## WHAT YOU NEED TO DO
Restate every line of the material, word for word.
>>>>>
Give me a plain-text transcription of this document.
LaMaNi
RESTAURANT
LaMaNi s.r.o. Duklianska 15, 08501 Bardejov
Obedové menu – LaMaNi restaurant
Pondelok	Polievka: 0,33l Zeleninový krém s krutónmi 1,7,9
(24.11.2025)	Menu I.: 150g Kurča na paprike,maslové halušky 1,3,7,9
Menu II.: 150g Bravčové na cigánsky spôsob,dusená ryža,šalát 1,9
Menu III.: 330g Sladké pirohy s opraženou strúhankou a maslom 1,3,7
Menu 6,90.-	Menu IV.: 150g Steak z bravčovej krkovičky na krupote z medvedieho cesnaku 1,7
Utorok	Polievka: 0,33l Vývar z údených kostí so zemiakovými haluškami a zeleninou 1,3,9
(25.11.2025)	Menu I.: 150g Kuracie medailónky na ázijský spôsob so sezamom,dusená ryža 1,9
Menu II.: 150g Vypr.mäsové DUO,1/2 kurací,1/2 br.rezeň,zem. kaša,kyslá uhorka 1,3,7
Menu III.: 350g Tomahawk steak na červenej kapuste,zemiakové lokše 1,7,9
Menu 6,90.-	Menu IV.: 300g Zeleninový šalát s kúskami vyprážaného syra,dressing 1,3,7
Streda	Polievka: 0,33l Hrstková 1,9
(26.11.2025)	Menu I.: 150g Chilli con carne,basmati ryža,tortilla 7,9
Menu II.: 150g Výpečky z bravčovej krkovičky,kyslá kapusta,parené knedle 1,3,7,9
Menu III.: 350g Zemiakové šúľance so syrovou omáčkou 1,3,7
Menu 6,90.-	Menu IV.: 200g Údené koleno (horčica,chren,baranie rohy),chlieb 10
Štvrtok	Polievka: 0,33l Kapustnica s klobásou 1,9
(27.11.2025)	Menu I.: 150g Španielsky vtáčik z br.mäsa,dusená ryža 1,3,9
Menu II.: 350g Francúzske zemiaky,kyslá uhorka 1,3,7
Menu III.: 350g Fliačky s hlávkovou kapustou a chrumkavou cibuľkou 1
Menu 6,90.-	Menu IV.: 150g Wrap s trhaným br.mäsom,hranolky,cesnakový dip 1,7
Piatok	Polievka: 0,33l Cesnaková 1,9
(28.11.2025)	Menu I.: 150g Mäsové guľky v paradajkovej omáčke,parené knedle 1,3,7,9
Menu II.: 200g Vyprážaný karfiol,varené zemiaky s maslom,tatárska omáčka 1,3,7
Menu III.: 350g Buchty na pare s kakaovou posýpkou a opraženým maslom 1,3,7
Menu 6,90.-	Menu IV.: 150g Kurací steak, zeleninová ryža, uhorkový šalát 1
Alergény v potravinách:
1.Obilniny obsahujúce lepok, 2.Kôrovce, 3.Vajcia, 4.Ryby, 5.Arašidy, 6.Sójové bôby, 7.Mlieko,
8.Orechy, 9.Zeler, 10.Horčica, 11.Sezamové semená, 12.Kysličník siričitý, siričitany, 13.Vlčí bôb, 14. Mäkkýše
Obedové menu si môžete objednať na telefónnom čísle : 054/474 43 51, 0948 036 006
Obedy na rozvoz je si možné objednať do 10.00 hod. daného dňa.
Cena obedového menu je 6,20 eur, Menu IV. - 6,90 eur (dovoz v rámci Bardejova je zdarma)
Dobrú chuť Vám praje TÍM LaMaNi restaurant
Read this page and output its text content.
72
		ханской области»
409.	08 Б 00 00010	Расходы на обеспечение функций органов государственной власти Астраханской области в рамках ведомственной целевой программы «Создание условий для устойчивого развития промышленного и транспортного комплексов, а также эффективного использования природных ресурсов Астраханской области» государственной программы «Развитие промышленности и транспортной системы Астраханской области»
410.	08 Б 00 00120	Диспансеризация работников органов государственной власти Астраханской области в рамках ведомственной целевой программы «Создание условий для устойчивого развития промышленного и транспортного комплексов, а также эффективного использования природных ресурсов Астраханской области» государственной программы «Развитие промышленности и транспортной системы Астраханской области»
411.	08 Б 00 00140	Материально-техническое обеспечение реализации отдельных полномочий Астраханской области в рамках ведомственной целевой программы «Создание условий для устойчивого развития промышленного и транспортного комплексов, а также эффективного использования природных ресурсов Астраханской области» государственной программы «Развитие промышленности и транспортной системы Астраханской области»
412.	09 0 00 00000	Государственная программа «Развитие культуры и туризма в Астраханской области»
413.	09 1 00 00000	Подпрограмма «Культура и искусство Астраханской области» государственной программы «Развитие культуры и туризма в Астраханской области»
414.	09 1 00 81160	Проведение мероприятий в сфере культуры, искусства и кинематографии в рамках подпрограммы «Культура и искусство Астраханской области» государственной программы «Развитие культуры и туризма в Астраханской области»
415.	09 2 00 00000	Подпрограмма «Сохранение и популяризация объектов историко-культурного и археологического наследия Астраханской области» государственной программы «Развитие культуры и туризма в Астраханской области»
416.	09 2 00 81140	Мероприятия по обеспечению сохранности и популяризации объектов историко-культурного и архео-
<<<<<
## EXERCISE ANSWER
Give me a plain-text transcription of this document.
LaMaNi
RESTAURANT
LaMaNi s.r.o. Duklianska 15, 08501 Bardejov
Obedové menu – LaMaNi restaurant
Pondelok	Polievka: 0,33l Zeleninový krém s krutónmi 1,7,9
(24.11.2025)	Menu I.: 150g Kurča na paprike,maslové halušky 1,3,7,9
Menu II.: 150g Bravčové na cigánsky spôsob,dusená ryža,šalát 1,9
Menu III.: 330g Sladké pirohy s opraženou strúhankou a maslom 1,3,7
Menu 6,90.-	Menu IV.: 150g Steak z bravčovej krkovičky na krupote z medvedieho cesnaku 1,7
Utorok	Polievka: 0,33l Vývar z údených kostí so zemiakovými haluškami a zeleninou 1,3,9
(25.11.2025)	Menu I.: 150g Kuracie medailónky na ázijský spôsob so sezamom,dusená ryža 1,9
Menu II.: 150g Vypr.mäsové DUO,1/2 kurací,1/2 br.rezeň,zem. kaša,kyslá uhorka 1,3,7
Menu III.: 350g Tomahawk steak na červenej kapuste,zemiakové lokše 1,7,9
Menu 6,90.-	Menu IV.: 300g Zeleninový šalát s kúskami vyprážaného syra,dressing 1,3,7
Streda	Polievka: 0,33l Hrstková 1,9
(26.11.2025)	Menu I.: 150g Chilli con carne,basmati ryža,tortilla 7,9
Menu II.: 150g Výpečky z bravčovej krkovičky,kyslá kapusta,parené knedle 1,3,7,9
Menu III.: 350g Zemiakové šúľance so syrovou omáčkou 1,3,7
Menu 6,90.-	Menu IV.: 200g Údené koleno (horčica,chren,baranie rohy),chlieb 10
Štvrtok	Polievka: 0,33l Kapustnica s klobásou 1,9
(27.11.2025)	Menu I.: 150g Španielsky vtáčik z br.mäsa,dusená ryža 1,3,9
Menu II.: 350g Francúzske zemiaky,kyslá uhorka 1,3,7
Menu III.: 350g Fliačky s hlávkovou kapustou a chrumkavou cibuľkou 1
Menu 6,90.-	Menu IV.: 150g Wrap s trhaným br.mäsom,hranolky,cesnakový dip 1,7
Piatok	Polievka: 0,33l Cesnaková 1,9
(28.11.2025)	Menu I.: 150g Mäsové guľky v paradajkovej omáčke,parené knedle 1,3,7,9
Menu II.: 200g Vyprážaný karfiol,varené zemiaky s maslom,tatárska omáčka 1,3,7
Menu III.: 350g Buchty na pare s kakaovou posýpkou a opraženým maslom 1,3,7
Menu 6,90.-	Menu IV.: 150g Kurací steak, zeleninová ryža, uhorkový šalát 1
Alergény v potravinách:
1.Obilniny obsahujúce lepok, 2.Kôrovce, 3.Vajcia, 4.Ryby, 5.Arašidy, 6.Sójové bôby, 7.Mlieko,
8.Orechy, 9.Zeler, 10.Horčica, 11.Sezamové semená, 12.Kysličník siričitý, siričitany, 13.Vlčí bôb, 14. Mäkkýše
Obedové menu si môžete objednať na telefónnom čísle : 054/474 43 51, 0948 036 006
Obedy na rozvoz je si možné objednať do 10.00 hod. daného dňa.
Cena obedového menu je 6,20 eur, Menu IV. - 6,90 eur (dovoz v rámci Bardejova je zdarma)
Dobrú chuť Vám praje TÍM LaMaNi restaurant
Read this page and output its text content.
72
		ханской области»
409.	08 Б 00 00010	Расходы на обеспечение функций органов государственной власти Астраханской области в рамках ведомственной целевой программы «Создание условий для устойчивого развития промышленного и транспортного комплексов, а также эффективного использования природных ресурсов Астраханской области» государственной программы «Развитие промышленности и транспортной системы Астраханской области»
410.	08 Б 00 00120	Диспансеризация работников органов государственной власти Астраханской области в рамках ведомственной целевой программы «Создание условий для устойчивого развития промышленного и транспортного комплексов, а также эффективного использования природных ресурсов Астраханской области» государственной программы «Развитие промышленности и транспортной системы Астраханской области»
411.	08 Б 00 00140	Материально-техническое обеспечение реализации отдельных полномочий Астраханской области в рамках ведомственной целевой программы «Создание условий для устойчивого развития промышленного и транспортного комплексов, а также эффективного использования природных ресурсов Астраханской области» государственной программы «Развитие промышленности и транспортной системы Астраханской области»
412.	09 0 00 00000	Государственная программа «Развитие культуры и туризма в Астраханской области»
413.	09 1 00 00000	Подпрограмма «Культура и искусство Астраханской области» государственной программы «Развитие культуры и туризма в Астраханской области»
414.	09 1 00 81160	Проведение мероприятий в сфере культуры, искусства и кинематографии в рамках подпрограммы «Культура и искусство Астраханской области» государственной программы «Развитие культуры и туризма в Астраханской области»
415.	09 2 00 00000	Подпрограмма «Сохранение и популяризация объектов историко-культурного и археологического наследия Астраханской области» государственной программы «Развитие культуры и туризма в Астраханской области»
416.	09 2 00 81140	Мероприятия по обеспечению сохранности и популяризации объектов историко-культурного и архео-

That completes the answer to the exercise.